- _What is being asked_: Find the lines with "下列说法不正确的是" in them and copy them out.

- _Stored data_:
───
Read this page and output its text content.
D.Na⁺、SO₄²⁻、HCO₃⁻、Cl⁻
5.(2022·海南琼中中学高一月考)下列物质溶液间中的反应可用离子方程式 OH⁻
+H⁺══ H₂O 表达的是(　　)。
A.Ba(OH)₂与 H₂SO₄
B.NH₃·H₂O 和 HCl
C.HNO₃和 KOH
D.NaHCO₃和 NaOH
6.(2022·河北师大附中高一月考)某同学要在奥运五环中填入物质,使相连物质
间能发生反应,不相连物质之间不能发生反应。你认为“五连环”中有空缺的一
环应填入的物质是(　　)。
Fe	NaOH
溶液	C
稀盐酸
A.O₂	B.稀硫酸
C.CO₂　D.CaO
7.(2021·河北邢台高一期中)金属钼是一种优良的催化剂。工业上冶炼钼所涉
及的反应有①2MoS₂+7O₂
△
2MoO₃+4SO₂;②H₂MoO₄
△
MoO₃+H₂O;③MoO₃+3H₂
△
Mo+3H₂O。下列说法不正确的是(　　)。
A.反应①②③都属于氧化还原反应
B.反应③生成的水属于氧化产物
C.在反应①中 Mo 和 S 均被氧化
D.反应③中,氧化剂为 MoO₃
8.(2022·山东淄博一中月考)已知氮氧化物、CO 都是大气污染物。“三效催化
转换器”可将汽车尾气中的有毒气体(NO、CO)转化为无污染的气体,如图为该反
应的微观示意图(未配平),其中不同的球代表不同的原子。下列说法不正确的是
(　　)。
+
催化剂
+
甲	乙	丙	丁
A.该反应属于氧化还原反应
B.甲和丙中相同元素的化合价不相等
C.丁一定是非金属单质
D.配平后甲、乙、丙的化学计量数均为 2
───
- _Result_:
Mo+3H₂O。下列说法不正确的是(　　)。
应的微观示意图(未配平),其中不同的球代表不同的原子。下列说法不正确的是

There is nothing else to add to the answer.